+++ Provided entries
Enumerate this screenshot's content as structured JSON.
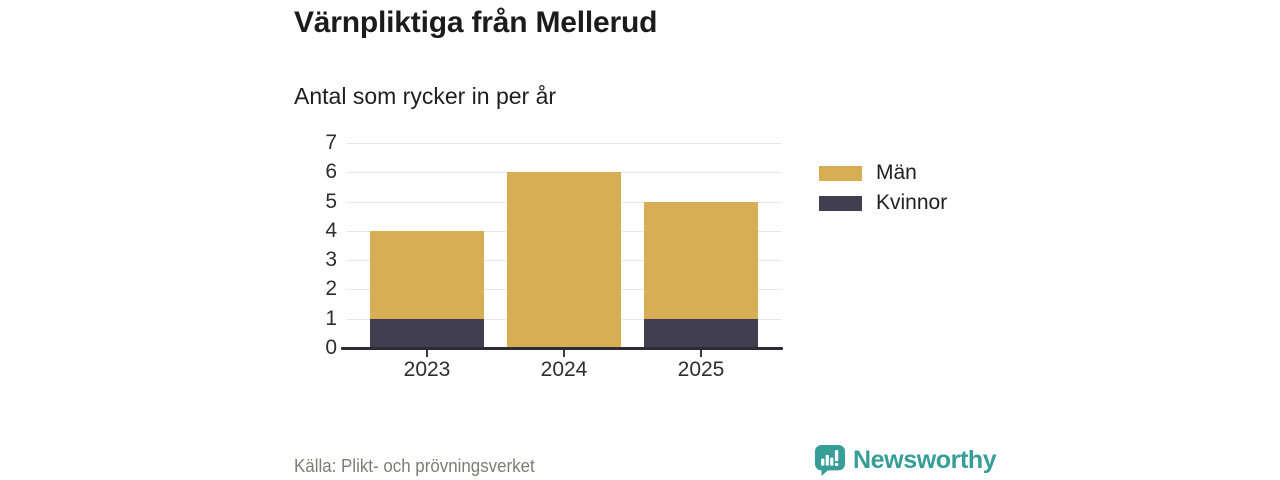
{
  "header": {
    "title": "Värnpliktiga från Mellerud",
    "subtitle": "Antal som rycker in per år"
  },
  "chart_data": {
    "type": "bar",
    "stacked": true,
    "categories": [
      "2023",
      "2024",
      "2025"
    ],
    "series": [
      {
        "name": "Män",
        "color": "#D8AE55",
        "values": [
          3,
          6,
          4
        ]
      },
      {
        "name": "Kvinnor",
        "color": "#413F4F",
        "values": [
          1,
          0,
          1
        ]
      }
    ],
    "stack_order_bottom_to_top": [
      "Kvinnor",
      "Män"
    ],
    "totals": [
      4,
      6,
      5
    ],
    "ylim": [
      0,
      7
    ],
    "yticks": [
      0,
      1,
      2,
      3,
      4,
      5,
      6,
      7
    ],
    "grid": true,
    "legend_position": "right",
    "title": "Värnpliktiga från Mellerud",
    "xlabel": "",
    "ylabel": ""
  },
  "footer": {
    "source": "Källa: Plikt- och prövningsverket",
    "brand": "Newsworthy"
  },
  "colors": {
    "men_bar": "#D8AE55",
    "women_bar": "#413F4F",
    "brand_teal": "#379D97",
    "axis_line": "#2D2C35",
    "gridline": "#E8E8E8",
    "title_text": "#1B1B1B",
    "source_text": "#7C7C79"
  },
  "icons": {
    "brand_icon": "bar-chart-speech-bubble-icon"
  }
}
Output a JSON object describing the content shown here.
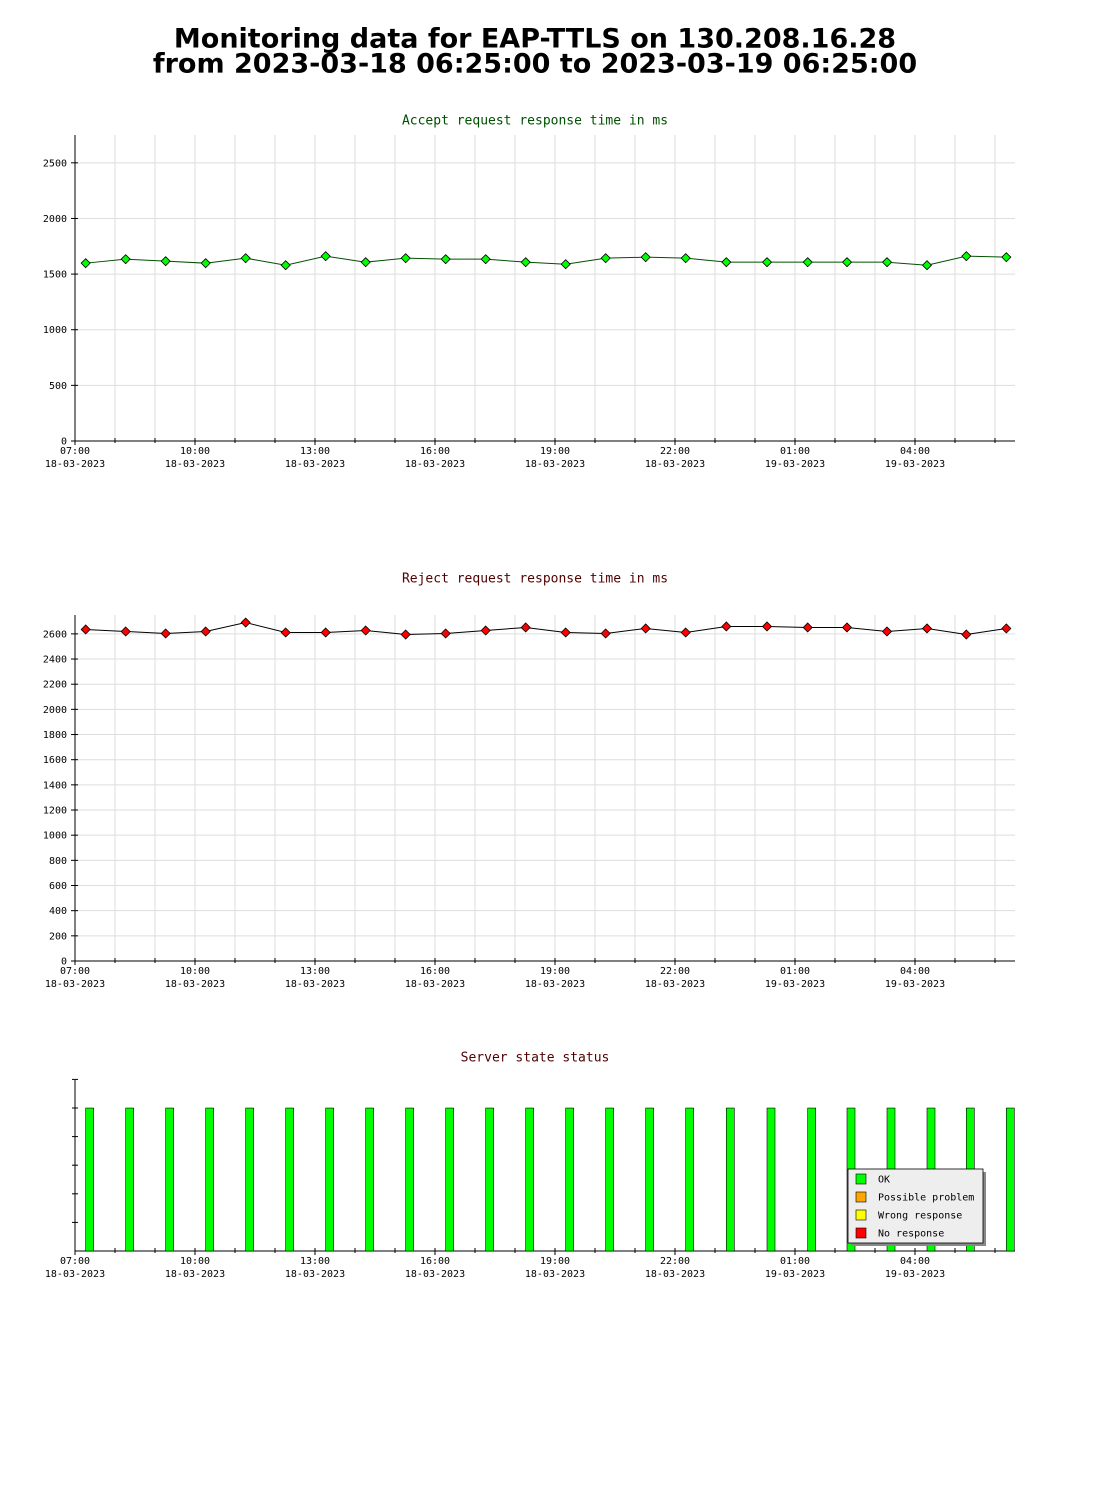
++++++
**Problem to work on:**
Give the material again exactly as it is, but keep the pictures out.

**Complete answer:**
Enumerate this screenshot's content as structured JSON.
{
  "header": {
    "title": "Värnpliktiga från Mellerud",
    "subtitle": "Antal som rycker in per år"
  },
  "chart_data": {
    "type": "bar",
    "stacked": true,
    "categories": [
      "2023",
      "2024",
      "2025"
    ],
    "series": [
      {
        "name": "Män",
        "color": "#D8AE55",
        "values": [
          3,
          6,
          4
        ]
      },
      {
        "name": "Kvinnor",
        "color": "#413F4F",
        "values": [
          1,
          0,
          1
        ]
      }
    ],
    "stack_order_bottom_to_top": [
      "Kvinnor",
      "Män"
    ],
    "totals": [
      4,
      6,
      5
    ],
    "ylim": [
      0,
      7
    ],
    "yticks": [
      0,
      1,
      2,
      3,
      4,
      5,
      6,
      7
    ],
    "grid": true,
    "legend_position": "right",
    "title": "Värnpliktiga från Mellerud",
    "xlabel": "",
    "ylabel": ""
  },
  "footer": {
    "source": "Källa: Plikt- och prövningsverket",
    "brand": "Newsworthy"
  },
  "colors": {
    "men_bar": "#D8AE55",
    "women_bar": "#413F4F",
    "brand_teal": "#379D97",
    "axis_line": "#2D2C35",
    "gridline": "#E8E8E8",
    "title_text": "#1B1B1B",
    "source_text": "#7C7C79"
  },
  "icons": {
    "brand_icon": "bar-chart-speech-bubble-icon"
  }
}
Output a JSON object describing the content shown here.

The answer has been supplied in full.